### Dataset excerpts
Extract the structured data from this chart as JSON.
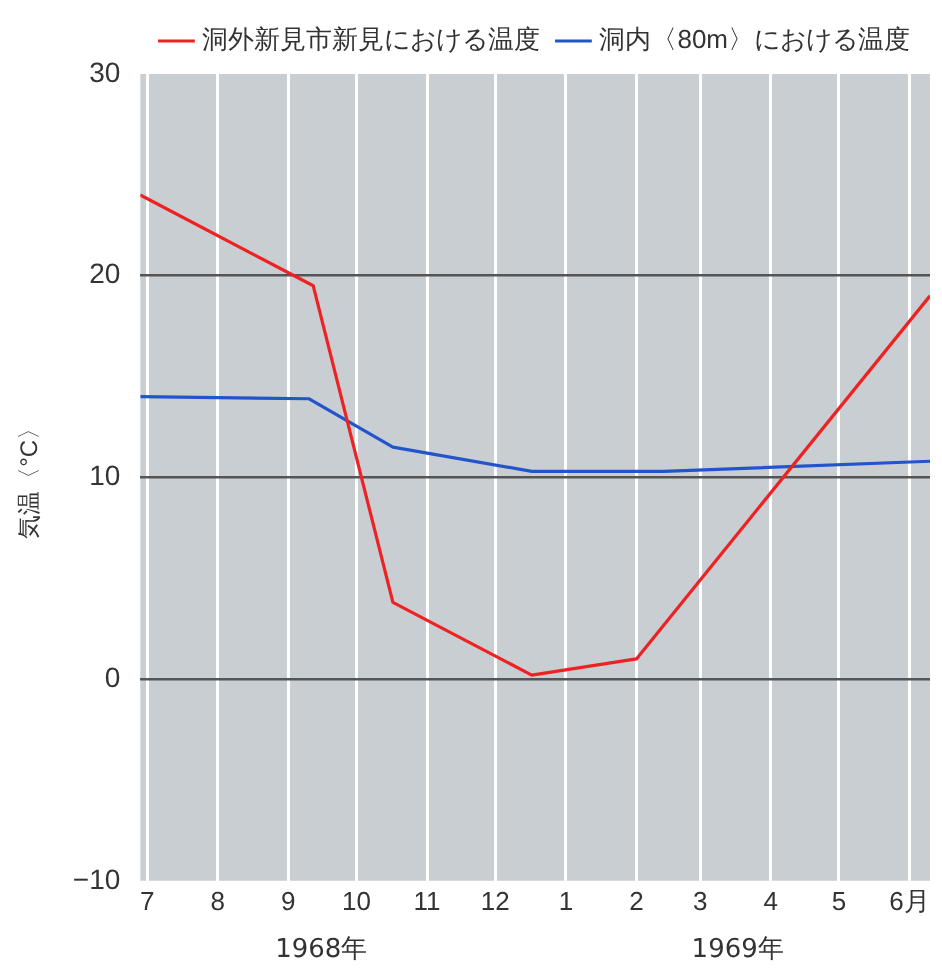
{
  "chart_data": {
    "type": "line",
    "ylabel": "気温〈°C〉",
    "x": [
      "1968-07-13",
      "1968-09-27",
      "1968-11-01",
      "1969-01-01",
      "1969-02-16",
      "1969-06-25"
    ],
    "series": [
      {
        "name": "洞外新見市新見における温度",
        "color": "#ee2222",
        "values": [
          24,
          19.5,
          3.8,
          0.2,
          1,
          19
        ]
      },
      {
        "name": "洞内〈80m〉における温度",
        "color": "#2255cc",
        "x": [
          "1968-07-13",
          "1968-09-25",
          "1968-11-01",
          "1969-01-01",
          "1969-02-28",
          "1969-06-25"
        ],
        "values": [
          14,
          13.9,
          11.5,
          10.3,
          10.3,
          10.8
        ]
      }
    ],
    "xlim": [
      "1968-07-13",
      "1969-06-25"
    ],
    "xticks": [
      {
        "value": "1968-07-16",
        "label": "7"
      },
      {
        "value": "1968-08-16",
        "label": "8"
      },
      {
        "value": "1968-09-16",
        "label": "9"
      },
      {
        "value": "1968-10-16",
        "label": "10"
      },
      {
        "value": "1968-11-16",
        "label": "11"
      },
      {
        "value": "1968-12-16",
        "label": "12"
      },
      {
        "value": "1969-01-16",
        "label": "1"
      },
      {
        "value": "1969-02-16",
        "label": "2"
      },
      {
        "value": "1969-03-16",
        "label": "3"
      },
      {
        "value": "1969-04-16",
        "label": "4"
      },
      {
        "value": "1969-05-16",
        "label": "5"
      },
      {
        "value": "1969-06-16",
        "label": "6月"
      }
    ],
    "ylim": [
      -10,
      30
    ],
    "yticks": [
      -10,
      0,
      10,
      20,
      30
    ],
    "annotations": [
      "1968年",
      "1969年"
    ],
    "grid": true,
    "legend": "top right",
    "marker": "none",
    "line_style": "solid"
  }
}
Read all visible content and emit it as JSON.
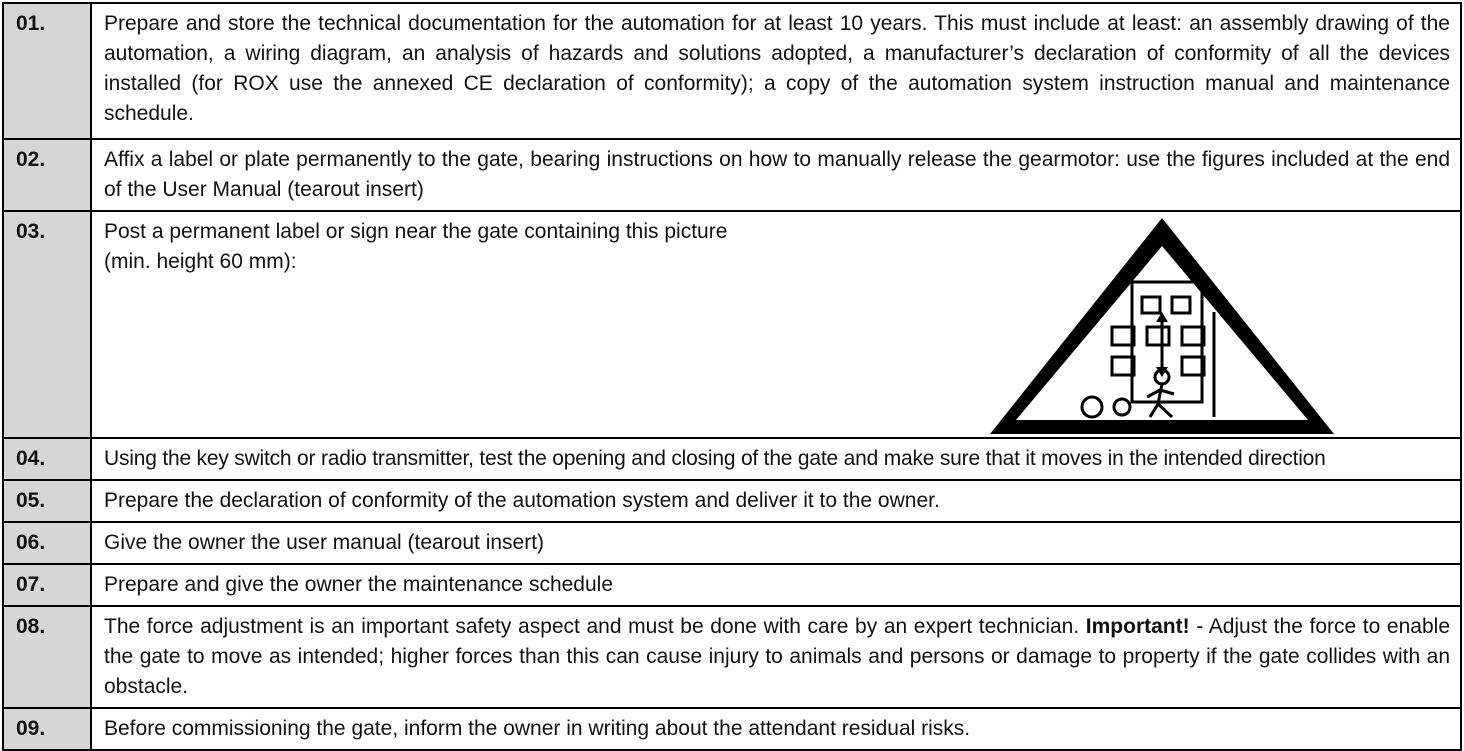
{
  "rows": [
    {
      "number": "01.",
      "text": "Prepare and store the technical documentation for the automation for at least 10 years. This must include at least: an assembly drawing of the automation, a wiring diagram, an analysis of hazards and solutions adopted, a manufacturer’s declaration of conformity of all the devices installed (for ROX use the annexed CE declaration of conformity); a copy of the automation system instruction manual and maintenance schedule."
    },
    {
      "number": "02.",
      "text": "Affix a label or plate permanently to the gate, bearing instructions on how to manually release the gearmotor: use the figures included at the end of the User Manual (tearout insert)"
    },
    {
      "number": "03.",
      "text": "Post a permanent label or sign near the gate containing this picture (min. height 60 mm):"
    },
    {
      "number": "04.",
      "text": "Using the key switch or radio transmitter, test the opening and closing of the gate and make sure that it moves in the intended direction"
    },
    {
      "number": "05.",
      "text": "Prepare the declaration of conformity of the automation system and deliver it to the owner."
    },
    {
      "number": "06.",
      "text": "Give the owner the user manual (tearout insert)"
    },
    {
      "number": "07.",
      "text": "Prepare and give the owner the maintenance schedule"
    },
    {
      "number": "08.",
      "text": "The force adjustment is an important safety aspect and must be done with care by an expert technician.",
      "bold": "Important!",
      "text_after": "- Adjust the force to enable the gate to move as intended; higher forces than this can cause injury to animals and persons or damage to property if the gate collides with an obstacle."
    },
    {
      "number": "09.",
      "text": "Before commissioning the gate, inform the owner in writing about the attendant residual risks."
    }
  ]
}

### What this task involves
Filter the listing for the word "insert" and copy every line that holds it.

### Answer to this task
      "text": "Affix a label or plate permanently to the gate, bearing instructions on how to manually release the gearmotor: use the figures included at the end of the User Manual (tearout insert)"
      "text": "Give the owner the user manual (tearout insert)"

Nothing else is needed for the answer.